Problem: Rewrite the data from the line with "Segment this screenshot: for" up to and including the line with "- question-5-stem: 5．f(x)", replacing "bbox" with "bounding box" and leaving everything else unchanged. Leave the pictures out of your answer.

Records for the task:
"""

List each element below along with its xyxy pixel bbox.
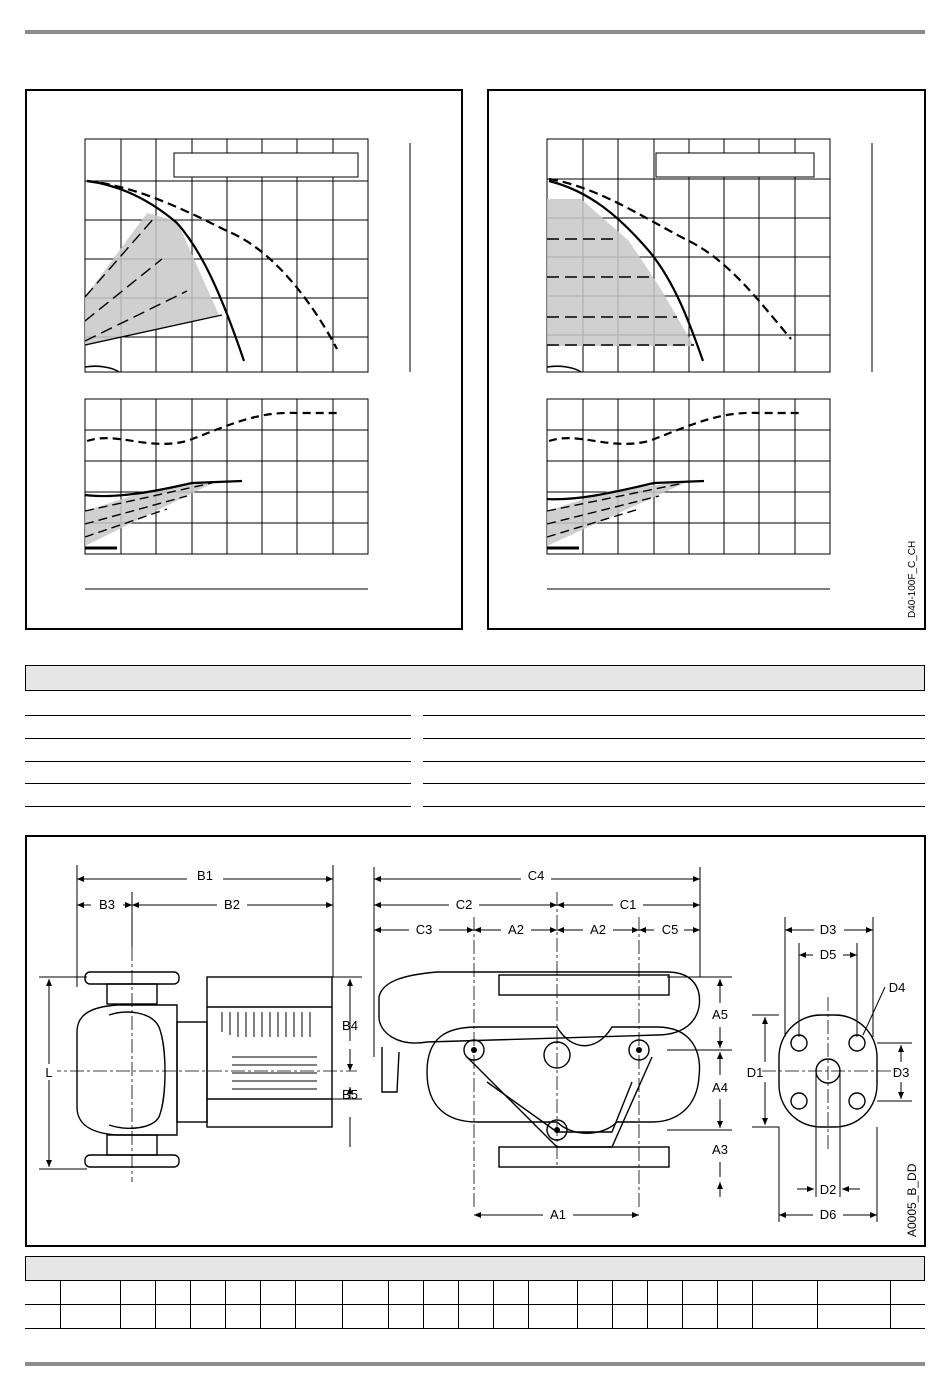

"""
"""

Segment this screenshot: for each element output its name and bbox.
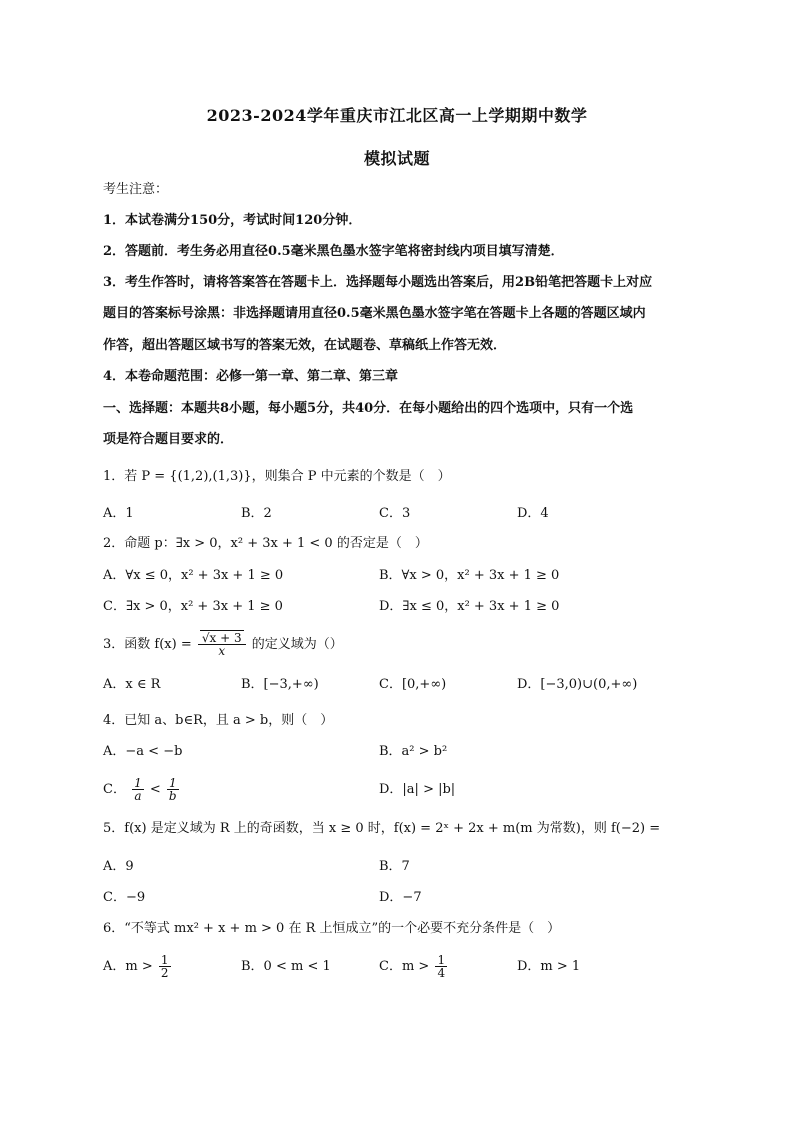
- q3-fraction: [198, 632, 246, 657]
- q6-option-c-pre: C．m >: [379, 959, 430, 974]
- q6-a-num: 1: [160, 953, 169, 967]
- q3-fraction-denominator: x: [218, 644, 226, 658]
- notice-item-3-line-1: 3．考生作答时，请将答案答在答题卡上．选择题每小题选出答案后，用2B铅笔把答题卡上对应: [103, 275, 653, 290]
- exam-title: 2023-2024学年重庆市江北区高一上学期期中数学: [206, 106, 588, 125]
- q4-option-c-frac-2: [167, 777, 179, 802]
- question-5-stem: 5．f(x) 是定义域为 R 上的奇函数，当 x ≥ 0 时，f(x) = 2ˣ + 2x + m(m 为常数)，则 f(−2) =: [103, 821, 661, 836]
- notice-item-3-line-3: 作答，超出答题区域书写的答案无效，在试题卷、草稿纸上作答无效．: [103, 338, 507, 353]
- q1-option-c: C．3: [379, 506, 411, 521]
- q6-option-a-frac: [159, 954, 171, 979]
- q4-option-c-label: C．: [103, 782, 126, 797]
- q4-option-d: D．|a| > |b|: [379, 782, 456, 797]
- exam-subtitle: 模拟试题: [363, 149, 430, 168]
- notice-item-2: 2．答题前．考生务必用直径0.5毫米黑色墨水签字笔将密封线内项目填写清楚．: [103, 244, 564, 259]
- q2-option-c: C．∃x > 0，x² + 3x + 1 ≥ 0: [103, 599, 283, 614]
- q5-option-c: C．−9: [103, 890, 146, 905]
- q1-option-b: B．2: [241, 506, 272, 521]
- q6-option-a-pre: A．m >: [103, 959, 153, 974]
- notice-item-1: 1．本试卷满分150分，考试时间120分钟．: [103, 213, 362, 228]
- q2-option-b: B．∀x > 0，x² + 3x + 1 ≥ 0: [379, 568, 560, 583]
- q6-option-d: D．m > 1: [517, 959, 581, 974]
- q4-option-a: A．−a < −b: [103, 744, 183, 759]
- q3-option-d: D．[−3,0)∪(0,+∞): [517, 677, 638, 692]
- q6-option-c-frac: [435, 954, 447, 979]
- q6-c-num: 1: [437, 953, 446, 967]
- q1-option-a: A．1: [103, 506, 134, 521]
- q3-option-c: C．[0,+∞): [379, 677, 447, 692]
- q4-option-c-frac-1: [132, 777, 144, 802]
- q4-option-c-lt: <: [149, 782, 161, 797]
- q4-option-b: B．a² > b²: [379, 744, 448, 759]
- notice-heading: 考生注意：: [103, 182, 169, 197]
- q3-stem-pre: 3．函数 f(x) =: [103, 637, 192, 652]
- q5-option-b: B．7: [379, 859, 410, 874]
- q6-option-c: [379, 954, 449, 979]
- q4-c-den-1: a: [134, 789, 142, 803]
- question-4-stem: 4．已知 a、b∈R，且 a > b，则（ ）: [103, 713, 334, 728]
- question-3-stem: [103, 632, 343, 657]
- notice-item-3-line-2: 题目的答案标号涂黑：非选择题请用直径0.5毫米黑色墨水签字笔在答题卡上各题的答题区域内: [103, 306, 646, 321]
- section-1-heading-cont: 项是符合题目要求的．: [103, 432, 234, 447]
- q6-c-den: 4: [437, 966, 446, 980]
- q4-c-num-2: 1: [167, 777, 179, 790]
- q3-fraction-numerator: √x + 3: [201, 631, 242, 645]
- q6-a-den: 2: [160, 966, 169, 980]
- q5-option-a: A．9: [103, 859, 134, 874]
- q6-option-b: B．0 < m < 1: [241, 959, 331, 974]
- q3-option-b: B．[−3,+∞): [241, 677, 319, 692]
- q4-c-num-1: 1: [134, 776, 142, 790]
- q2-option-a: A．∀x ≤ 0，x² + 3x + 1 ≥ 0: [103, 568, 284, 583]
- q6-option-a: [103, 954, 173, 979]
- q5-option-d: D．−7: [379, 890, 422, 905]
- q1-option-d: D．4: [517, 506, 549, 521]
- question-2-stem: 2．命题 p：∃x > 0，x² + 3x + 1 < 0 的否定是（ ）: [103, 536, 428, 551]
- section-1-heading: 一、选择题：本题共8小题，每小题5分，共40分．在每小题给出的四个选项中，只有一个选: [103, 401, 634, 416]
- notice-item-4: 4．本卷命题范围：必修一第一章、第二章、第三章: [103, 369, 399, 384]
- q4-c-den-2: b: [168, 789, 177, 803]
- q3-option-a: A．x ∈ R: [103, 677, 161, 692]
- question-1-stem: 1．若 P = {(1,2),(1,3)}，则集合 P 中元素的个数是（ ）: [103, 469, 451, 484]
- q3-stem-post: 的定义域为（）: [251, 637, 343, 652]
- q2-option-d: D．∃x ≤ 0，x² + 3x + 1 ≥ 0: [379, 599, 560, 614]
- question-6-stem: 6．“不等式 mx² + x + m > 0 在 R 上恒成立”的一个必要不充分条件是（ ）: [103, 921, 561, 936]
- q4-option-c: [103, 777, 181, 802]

"""

Finished answer:
Segment this screenshot: for each element output its name and bounding box.
- q3-fraction: [198, 632, 246, 657]
- q6-option-c-pre: C．m >: [379, 959, 430, 974]
- q6-a-num: 1: [160, 953, 169, 967]
- q3-fraction-denominator: x: [218, 644, 226, 658]
- notice-item-3-line-1: 3．考生作答时，请将答案答在答题卡上．选择题每小题选出答案后，用2B铅笔把答题卡上对应: [103, 275, 653, 290]
- exam-title: 2023-2024学年重庆市江北区高一上学期期中数学: [206, 106, 588, 125]
- q4-option-c-frac-2: [167, 777, 179, 802]
- question-5-stem: 5．f(x) 是定义域为 R 上的奇函数，当 x ≥ 0 时，f(x) = 2ˣ + 2x + m(m 为常数)，则 f(−2) =: [103, 821, 661, 836]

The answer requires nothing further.